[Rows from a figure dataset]
▬▬▬▬▬▬
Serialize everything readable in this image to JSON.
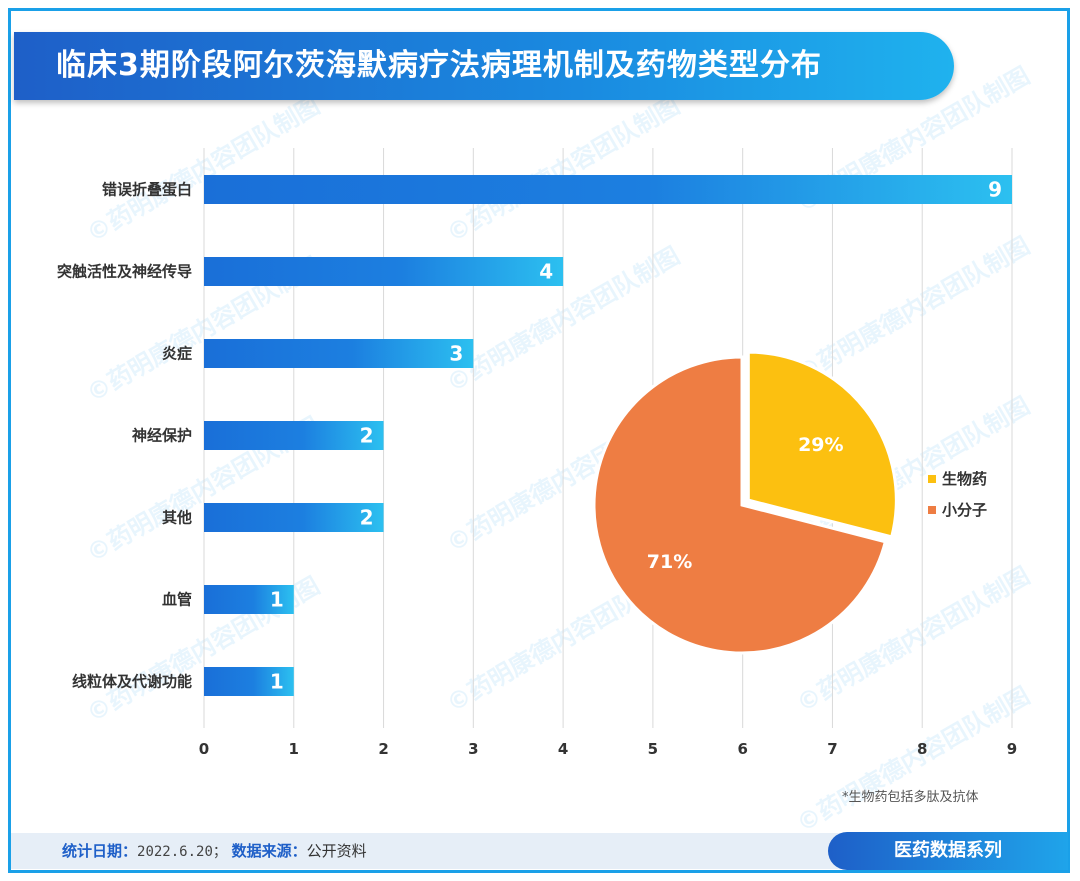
{
  "title": "临床3期阶段阿尔茨海默病疗法病理机制及药物类型分布",
  "watermark_text": "©药明康德内容团队制图",
  "footnote": "*生物药包括多肽及抗体",
  "footer": {
    "date_label": "统计日期：",
    "date_value": "2022.6.20；",
    "source_label": "数据来源：",
    "source_value": "公开资料",
    "series_label": "医药数据系列"
  },
  "colors": {
    "bar_dark": "#1a6fd8",
    "bar_light": "#2cc0f0",
    "pie_bio": "#fcc010",
    "pie_small": "#ee7d43",
    "grid": "#d9d9d9"
  },
  "chart_data": [
    {
      "type": "bar",
      "orientation": "horizontal",
      "categories": [
        "错误折叠蛋白",
        "突触活性及神经传导",
        "炎症",
        "神经保护",
        "其他",
        "血管",
        "线粒体及代谢功能"
      ],
      "values": [
        9,
        4,
        3,
        2,
        2,
        1,
        1
      ],
      "xlim": [
        0,
        9
      ],
      "xticks": [
        "0",
        "1",
        "2",
        "3",
        "4",
        "5",
        "6",
        "7",
        "8",
        "9"
      ],
      "grid": "vertical"
    },
    {
      "type": "pie",
      "labels": [
        "生物药",
        "小分子"
      ],
      "values": [
        29,
        71
      ],
      "data_labels": [
        "29%",
        "71%"
      ],
      "legend": "right"
    }
  ]
}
▬▬▬▬▬▬
### The request
Print all the records again exactly; do not include any picture.

### Answer to this exercise
Serialize everything readable in this image to JSON.
{
  "title": "临床3期阶段阿尔茨海默病疗法病理机制及药物类型分布",
  "watermark_text": "©药明康德内容团队制图",
  "footnote": "*生物药包括多肽及抗体",
  "footer": {
    "date_label": "统计日期：",
    "date_value": "2022.6.20；",
    "source_label": "数据来源：",
    "source_value": "公开资料",
    "series_label": "医药数据系列"
  },
  "colors": {
    "bar_dark": "#1a6fd8",
    "bar_light": "#2cc0f0",
    "pie_bio": "#fcc010",
    "pie_small": "#ee7d43",
    "grid": "#d9d9d9"
  },
  "chart_data": [
    {
      "type": "bar",
      "orientation": "horizontal",
      "categories": [
        "错误折叠蛋白",
        "突触活性及神经传导",
        "炎症",
        "神经保护",
        "其他",
        "血管",
        "线粒体及代谢功能"
      ],
      "values": [
        9,
        4,
        3,
        2,
        2,
        1,
        1
      ],
      "xlim": [
        0,
        9
      ],
      "xticks": [
        "0",
        "1",
        "2",
        "3",
        "4",
        "5",
        "6",
        "7",
        "8",
        "9"
      ],
      "grid": "vertical"
    },
    {
      "type": "pie",
      "labels": [
        "生物药",
        "小分子"
      ],
      "values": [
        29,
        71
      ],
      "data_labels": [
        "29%",
        "71%"
      ],
      "legend": "right"
    }
  ]
}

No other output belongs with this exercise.